(Records from a collection of figures)
┄┄┄┄┄┄┄┄┄┄┄┄┄┄┄┄┄┄┄┄

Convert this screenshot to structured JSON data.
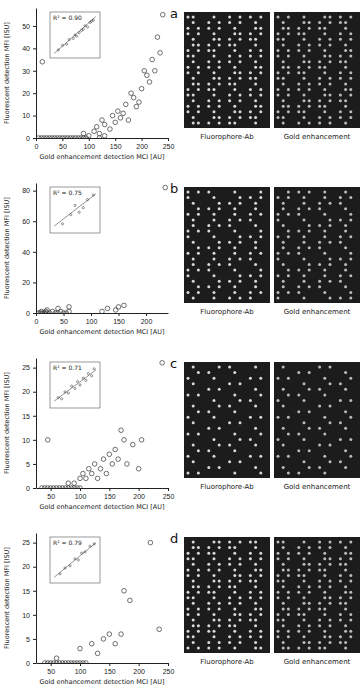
{
  "chart_data": [
    {
      "type": "scatter",
      "title": "a",
      "x_label": "Gold enhancement detection MCI [AU]",
      "y_label": "Fluorescent detection MFI [ISU]",
      "xlim": [
        0,
        250
      ],
      "ylim": [
        0,
        58
      ],
      "xticks": [
        0,
        50,
        100,
        150,
        200,
        250
      ],
      "yticks": [
        0,
        10,
        20,
        30,
        40,
        50
      ],
      "x": [
        5,
        10,
        15,
        20,
        25,
        30,
        35,
        40,
        45,
        50,
        55,
        60,
        65,
        70,
        75,
        80,
        85,
        90,
        95,
        12,
        90,
        100,
        110,
        115,
        120,
        120,
        125,
        130,
        130,
        140,
        145,
        150,
        155,
        160,
        165,
        170,
        175,
        180,
        185,
        190,
        195,
        200,
        205,
        210,
        215,
        220,
        225,
        230,
        235,
        240
      ],
      "values": [
        0,
        0,
        0,
        0,
        0,
        0,
        0,
        0,
        0,
        0,
        0,
        0,
        0,
        0,
        0,
        0,
        0,
        0,
        0,
        34,
        2,
        1,
        3,
        5,
        2,
        0,
        8,
        6,
        1,
        4,
        10,
        7,
        12,
        9,
        11,
        15,
        8,
        20,
        18,
        14,
        16,
        22,
        30,
        28,
        25,
        35,
        30,
        45,
        38,
        55
      ],
      "inset": {
        "type": "scatter",
        "annotation": "R² = 0.90",
        "tick_labels": false,
        "xlim": [
          0,
          6
        ],
        "ylim": [
          0,
          4
        ],
        "x": [
          1,
          1.5,
          2,
          2.3,
          2.8,
          3,
          3.2,
          3.5,
          3.8,
          4,
          4.2,
          4.5,
          4.8,
          5,
          5.2
        ],
        "values": [
          0.7,
          1.1,
          1.2,
          1.6,
          1.7,
          2.0,
          1.9,
          2.2,
          2.4,
          2.5,
          2.8,
          2.7,
          3.1,
          3.2,
          3.3
        ],
        "fit": {
          "x": [
            0.5,
            5.5
          ],
          "values": [
            0.4,
            3.6
          ]
        }
      }
    },
    {
      "type": "scatter",
      "title": "b",
      "x_label": "Gold enhancement detection MCI [AU]",
      "y_label": "Fluorescent detection MFI [ISU]",
      "xlim": [
        0,
        240
      ],
      "ylim": [
        0,
        85
      ],
      "xticks": [
        0,
        50,
        100,
        150,
        200
      ],
      "yticks": [
        0,
        20,
        40,
        60,
        80
      ],
      "x": [
        5,
        8,
        10,
        12,
        15,
        18,
        20,
        25,
        30,
        35,
        40,
        45,
        50,
        55,
        60,
        60,
        40,
        20,
        120,
        130,
        145,
        150,
        160,
        235
      ],
      "values": [
        0,
        0,
        1,
        0,
        0,
        1,
        0,
        0,
        1,
        0,
        0,
        1,
        0,
        0,
        1,
        4,
        3,
        2,
        1,
        3,
        2,
        4,
        5,
        82
      ],
      "inset": {
        "type": "scatter",
        "annotation": "R² = 0.75",
        "tick_labels": false,
        "xlim": [
          0,
          6
        ],
        "ylim": [
          0,
          4
        ],
        "x": [
          1.5,
          2.5,
          3,
          3.5,
          4,
          4.5,
          5.2
        ],
        "values": [
          0.8,
          1.6,
          2.4,
          1.8,
          2.2,
          2.9,
          3.3
        ],
        "fit": {
          "x": [
            0.5,
            5.5
          ],
          "values": [
            0.6,
            3.4
          ]
        }
      }
    },
    {
      "type": "scatter",
      "title": "c",
      "x_label": "Gold enhancement detection MCI [AU]",
      "y_label": "Fluorescent detection MFI [ISU]",
      "xlim": [
        25,
        250
      ],
      "ylim": [
        0,
        27
      ],
      "xticks": [
        50,
        100,
        150,
        200,
        250
      ],
      "yticks": [
        0,
        5,
        10,
        15,
        20,
        25
      ],
      "x": [
        35,
        40,
        45,
        50,
        55,
        60,
        65,
        70,
        75,
        80,
        85,
        90,
        95,
        100,
        80,
        90,
        100,
        105,
        110,
        115,
        120,
        125,
        130,
        135,
        140,
        145,
        150,
        155,
        160,
        165,
        170,
        175,
        180,
        190,
        200,
        205,
        240,
        45
      ],
      "values": [
        0,
        0,
        0,
        0,
        0,
        0,
        0,
        0,
        0,
        0,
        0,
        0,
        0,
        0,
        1,
        1,
        2,
        3,
        2,
        4,
        3,
        5,
        2,
        4,
        6,
        3,
        7,
        5,
        8,
        6,
        12,
        10,
        5,
        9,
        4,
        10,
        26,
        10
      ],
      "inset": {
        "type": "scatter",
        "annotation": "R² = 0.71",
        "tick_labels": false,
        "xlim": [
          0,
          6
        ],
        "ylim": [
          0,
          4
        ],
        "x": [
          1,
          1.4,
          1.8,
          2.2,
          2.6,
          3,
          3.3,
          3.6,
          4,
          4.3,
          4.6,
          5,
          5.3
        ],
        "values": [
          0.9,
          0.8,
          1.4,
          1.3,
          1.9,
          1.7,
          2.3,
          2.0,
          2.6,
          2.4,
          3.0,
          2.8,
          3.4
        ],
        "fit": {
          "x": [
            0.5,
            5.5
          ],
          "values": [
            0.6,
            3.3
          ]
        }
      }
    },
    {
      "type": "scatter",
      "title": "d",
      "x_label": "Gold enhancement detection MCI [AU]",
      "y_label": "Fluorescent detection MFI [ISU]",
      "xlim": [
        25,
        250
      ],
      "ylim": [
        0,
        27
      ],
      "xticks": [
        50,
        100,
        150,
        200,
        250
      ],
      "yticks": [
        0,
        5,
        10,
        15,
        20,
        25
      ],
      "x": [
        40,
        45,
        50,
        55,
        60,
        65,
        70,
        75,
        80,
        85,
        90,
        95,
        100,
        105,
        110,
        60,
        100,
        120,
        130,
        140,
        150,
        160,
        170,
        175,
        185,
        220,
        235
      ],
      "values": [
        0,
        0,
        0,
        0,
        0,
        0,
        0,
        0,
        0,
        0,
        0,
        0,
        0,
        0,
        0,
        1,
        3,
        4,
        2,
        5,
        6,
        4,
        6,
        15,
        13,
        25,
        7
      ],
      "inset": {
        "type": "scatter",
        "annotation": "R² = 0.79",
        "tick_labels": false,
        "xlim": [
          0,
          6
        ],
        "ylim": [
          0,
          4
        ],
        "x": [
          1.2,
          1.8,
          2.4,
          3,
          3.4,
          3.8,
          4.2,
          4.8,
          5.3
        ],
        "values": [
          0.8,
          1.3,
          1.5,
          2.1,
          2.0,
          2.6,
          2.7,
          3.2,
          3.4
        ],
        "fit": {
          "x": [
            0.5,
            5.5
          ],
          "values": [
            0.5,
            3.5
          ]
        }
      }
    }
  ],
  "array_images": [
    {
      "labels": [
        "Fluorophore-Ab",
        "Gold enhancement"
      ]
    },
    {
      "labels": [
        "Fluorophore-Ab",
        "Gold enhancement"
      ]
    },
    {
      "labels": [
        "Fluorophore-Ab",
        "Gold enhancement"
      ]
    },
    {
      "labels": [
        "Fluorophore-Ab",
        "Gold enhancement"
      ]
    }
  ]
}
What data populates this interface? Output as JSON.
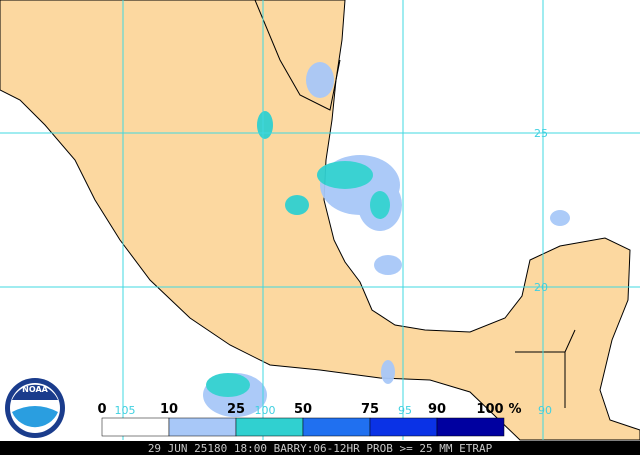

┄┄┄┄┄┄┄┄┄┄┄┄┄┄┄┄┄┄┄┄

Goal of the exercise: Exclude the images and reproduce the remaining data exactly.

Completed exercise:
Convert this screenshot to structured JSON data.
{
  "chart_data": [
    {
      "type": "scatter",
      "title": "a",
      "x_label": "Gold enhancement detection MCI [AU]",
      "y_label": "Fluorescent detection MFI [ISU]",
      "xlim": [
        0,
        250
      ],
      "ylim": [
        0,
        58
      ],
      "xticks": [
        0,
        50,
        100,
        150,
        200,
        250
      ],
      "yticks": [
        0,
        10,
        20,
        30,
        40,
        50
      ],
      "x": [
        5,
        10,
        15,
        20,
        25,
        30,
        35,
        40,
        45,
        50,
        55,
        60,
        65,
        70,
        75,
        80,
        85,
        90,
        95,
        12,
        90,
        100,
        110,
        115,
        120,
        120,
        125,
        130,
        130,
        140,
        145,
        150,
        155,
        160,
        165,
        170,
        175,
        180,
        185,
        190,
        195,
        200,
        205,
        210,
        215,
        220,
        225,
        230,
        235,
        240
      ],
      "values": [
        0,
        0,
        0,
        0,
        0,
        0,
        0,
        0,
        0,
        0,
        0,
        0,
        0,
        0,
        0,
        0,
        0,
        0,
        0,
        34,
        2,
        1,
        3,
        5,
        2,
        0,
        8,
        6,
        1,
        4,
        10,
        7,
        12,
        9,
        11,
        15,
        8,
        20,
        18,
        14,
        16,
        22,
        30,
        28,
        25,
        35,
        30,
        45,
        38,
        55
      ],
      "inset": {
        "type": "scatter",
        "annotation": "R² = 0.90",
        "tick_labels": false,
        "xlim": [
          0,
          6
        ],
        "ylim": [
          0,
          4
        ],
        "x": [
          1,
          1.5,
          2,
          2.3,
          2.8,
          3,
          3.2,
          3.5,
          3.8,
          4,
          4.2,
          4.5,
          4.8,
          5,
          5.2
        ],
        "values": [
          0.7,
          1.1,
          1.2,
          1.6,
          1.7,
          2.0,
          1.9,
          2.2,
          2.4,
          2.5,
          2.8,
          2.7,
          3.1,
          3.2,
          3.3
        ],
        "fit": {
          "x": [
            0.5,
            5.5
          ],
          "values": [
            0.4,
            3.6
          ]
        }
      }
    },
    {
      "type": "scatter",
      "title": "b",
      "x_label": "Gold enhancement detection MCI [AU]",
      "y_label": "Fluorescent detection MFI [ISU]",
      "xlim": [
        0,
        240
      ],
      "ylim": [
        0,
        85
      ],
      "xticks": [
        0,
        50,
        100,
        150,
        200
      ],
      "yticks": [
        0,
        20,
        40,
        60,
        80
      ],
      "x": [
        5,
        8,
        10,
        12,
        15,
        18,
        20,
        25,
        30,
        35,
        40,
        45,
        50,
        55,
        60,
        60,
        40,
        20,
        120,
        130,
        145,
        150,
        160,
        235
      ],
      "values": [
        0,
        0,
        1,
        0,
        0,
        1,
        0,
        0,
        1,
        0,
        0,
        1,
        0,
        0,
        1,
        4,
        3,
        2,
        1,
        3,
        2,
        4,
        5,
        82
      ],
      "inset": {
        "type": "scatter",
        "annotation": "R² = 0.75",
        "tick_labels": false,
        "xlim": [
          0,
          6
        ],
        "ylim": [
          0,
          4
        ],
        "x": [
          1.5,
          2.5,
          3,
          3.5,
          4,
          4.5,
          5.2
        ],
        "values": [
          0.8,
          1.6,
          2.4,
          1.8,
          2.2,
          2.9,
          3.3
        ],
        "fit": {
          "x": [
            0.5,
            5.5
          ],
          "values": [
            0.6,
            3.4
          ]
        }
      }
    },
    {
      "type": "scatter",
      "title": "c",
      "x_label": "Gold enhancement detection MCI [AU]",
      "y_label": "Fluorescent detection MFI [ISU]",
      "xlim": [
        25,
        250
      ],
      "ylim": [
        0,
        27
      ],
      "xticks": [
        50,
        100,
        150,
        200,
        250
      ],
      "yticks": [
        0,
        5,
        10,
        15,
        20,
        25
      ],
      "x": [
        35,
        40,
        45,
        50,
        55,
        60,
        65,
        70,
        75,
        80,
        85,
        90,
        95,
        100,
        80,
        90,
        100,
        105,
        110,
        115,
        120,
        125,
        130,
        135,
        140,
        145,
        150,
        155,
        160,
        165,
        170,
        175,
        180,
        190,
        200,
        205,
        240,
        45
      ],
      "values": [
        0,
        0,
        0,
        0,
        0,
        0,
        0,
        0,
        0,
        0,
        0,
        0,
        0,
        0,
        1,
        1,
        2,
        3,
        2,
        4,
        3,
        5,
        2,
        4,
        6,
        3,
        7,
        5,
        8,
        6,
        12,
        10,
        5,
        9,
        4,
        10,
        26,
        10
      ],
      "inset": {
        "type": "scatter",
        "annotation": "R² = 0.71",
        "tick_labels": false,
        "xlim": [
          0,
          6
        ],
        "ylim": [
          0,
          4
        ],
        "x": [
          1,
          1.4,
          1.8,
          2.2,
          2.6,
          3,
          3.3,
          3.6,
          4,
          4.3,
          4.6,
          5,
          5.3
        ],
        "values": [
          0.9,
          0.8,
          1.4,
          1.3,
          1.9,
          1.7,
          2.3,
          2.0,
          2.6,
          2.4,
          3.0,
          2.8,
          3.4
        ],
        "fit": {
          "x": [
            0.5,
            5.5
          ],
          "values": [
            0.6,
            3.3
          ]
        }
      }
    },
    {
      "type": "scatter",
      "title": "d",
      "x_label": "Gold enhancement detection MCI [AU]",
      "y_label": "Fluorescent detection MFI [ISU]",
      "xlim": [
        25,
        250
      ],
      "ylim": [
        0,
        27
      ],
      "xticks": [
        50,
        100,
        150,
        200,
        250
      ],
      "yticks": [
        0,
        5,
        10,
        15,
        20,
        25
      ],
      "x": [
        40,
        45,
        50,
        55,
        60,
        65,
        70,
        75,
        80,
        85,
        90,
        95,
        100,
        105,
        110,
        60,
        100,
        120,
        130,
        140,
        150,
        160,
        170,
        175,
        185,
        220,
        235
      ],
      "values": [
        0,
        0,
        0,
        0,
        0,
        0,
        0,
        0,
        0,
        0,
        0,
        0,
        0,
        0,
        0,
        1,
        3,
        4,
        2,
        5,
        6,
        4,
        6,
        15,
        13,
        25,
        7
      ],
      "inset": {
        "type": "scatter",
        "annotation": "R² = 0.79",
        "tick_labels": false,
        "xlim": [
          0,
          6
        ],
        "ylim": [
          0,
          4
        ],
        "x": [
          1.2,
          1.8,
          2.4,
          3,
          3.4,
          3.8,
          4.2,
          4.8,
          5.3
        ],
        "values": [
          0.8,
          1.3,
          1.5,
          2.1,
          2.0,
          2.6,
          2.7,
          3.2,
          3.4
        ],
        "fit": {
          "x": [
            0.5,
            5.5
          ],
          "values": [
            0.5,
            3.5
          ]
        }
      }
    }
  ],
  "array_images": [
    {
      "labels": [
        "Fluorophore-Ab",
        "Gold enhancement"
      ]
    },
    {
      "labels": [
        "Fluorophore-Ab",
        "Gold enhancement"
      ]
    },
    {
      "labels": [
        "Fluorophore-Ab",
        "Gold enhancement"
      ]
    },
    {
      "labels": [
        "Fluorophore-Ab",
        "Gold enhancement"
      ]
    }
  ]
}
What data populates this interface? Output as JSON.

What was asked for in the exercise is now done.